## Aim of the exercise
Give the number of lines that contain the string "name", please, and nothing else.

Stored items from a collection
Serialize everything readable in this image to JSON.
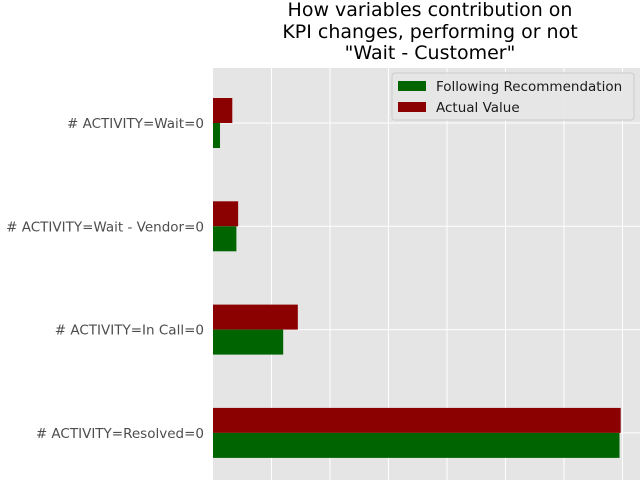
{
  "chart_data": {
    "type": "bar",
    "orientation": "horizontal",
    "title_lines": [
      "How variables contribution on",
      "KPI changes, performing or not",
      "\"Wait - Customer\""
    ],
    "xlabel": "",
    "ylabel": "",
    "categories": [
      "# ACTIVITY=Wait=0",
      "# ACTIVITY=Wait - Vendor=0",
      "# ACTIVITY=In Call=0",
      "# ACTIVITY=Resolved=0"
    ],
    "series": [
      {
        "name": "Following Recommendation",
        "color": "#006400",
        "values": [
          0.012,
          0.04,
          0.12,
          0.695
        ]
      },
      {
        "name": "Actual Value",
        "color": "#8b0000",
        "values": [
          0.033,
          0.043,
          0.145,
          0.697
        ]
      }
    ],
    "xlim": [
      0,
      0.73
    ],
    "x_gridlines": [
      0.1,
      0.2,
      0.3,
      0.4,
      0.5,
      0.6,
      0.7
    ],
    "grid": true,
    "legend_position": "top-right",
    "style": {
      "background": "#e5e5e5",
      "grid_color": "#ffffff"
    }
  }
}
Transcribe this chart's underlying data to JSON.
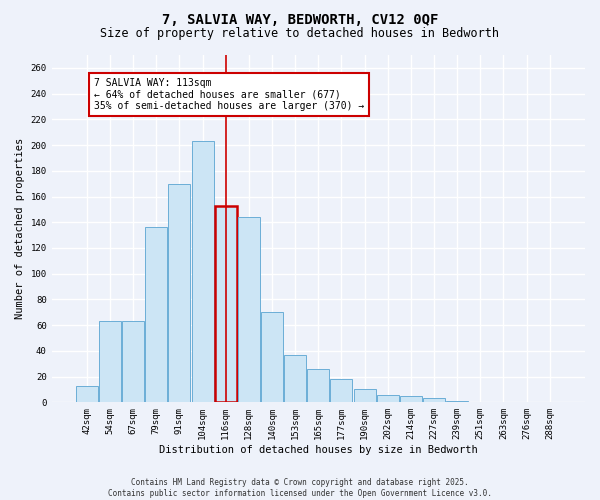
{
  "title": "7, SALVIA WAY, BEDWORTH, CV12 0QF",
  "subtitle": "Size of property relative to detached houses in Bedworth",
  "xlabel": "Distribution of detached houses by size in Bedworth",
  "ylabel": "Number of detached properties",
  "bar_labels": [
    "42sqm",
    "54sqm",
    "67sqm",
    "79sqm",
    "91sqm",
    "104sqm",
    "116sqm",
    "128sqm",
    "140sqm",
    "153sqm",
    "165sqm",
    "177sqm",
    "190sqm",
    "202sqm",
    "214sqm",
    "227sqm",
    "239sqm",
    "251sqm",
    "263sqm",
    "276sqm",
    "288sqm"
  ],
  "bar_values": [
    13,
    63,
    63,
    136,
    170,
    203,
    153,
    144,
    70,
    37,
    26,
    18,
    10,
    6,
    5,
    3,
    1,
    0,
    0,
    0,
    0
  ],
  "bar_color": "#cce5f5",
  "bar_edge_color": "#6baed6",
  "highlight_bar_index": 6,
  "highlight_color": "#cc0000",
  "annotation_title": "7 SALVIA WAY: 113sqm",
  "annotation_line1": "← 64% of detached houses are smaller (677)",
  "annotation_line2": "35% of semi-detached houses are larger (370) →",
  "annotation_box_color": "#ffffff",
  "annotation_box_edge": "#cc0000",
  "ylim": [
    0,
    270
  ],
  "yticks": [
    0,
    20,
    40,
    60,
    80,
    100,
    120,
    140,
    160,
    180,
    200,
    220,
    240,
    260
  ],
  "footer_line1": "Contains HM Land Registry data © Crown copyright and database right 2025.",
  "footer_line2": "Contains public sector information licensed under the Open Government Licence v3.0.",
  "bg_color": "#eef2fa",
  "plot_bg_color": "#eef2fa",
  "grid_color": "#ffffff",
  "title_fontsize": 10,
  "subtitle_fontsize": 8.5,
  "label_fontsize": 7.5,
  "tick_fontsize": 6.5,
  "footer_fontsize": 5.5
}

## Solution
2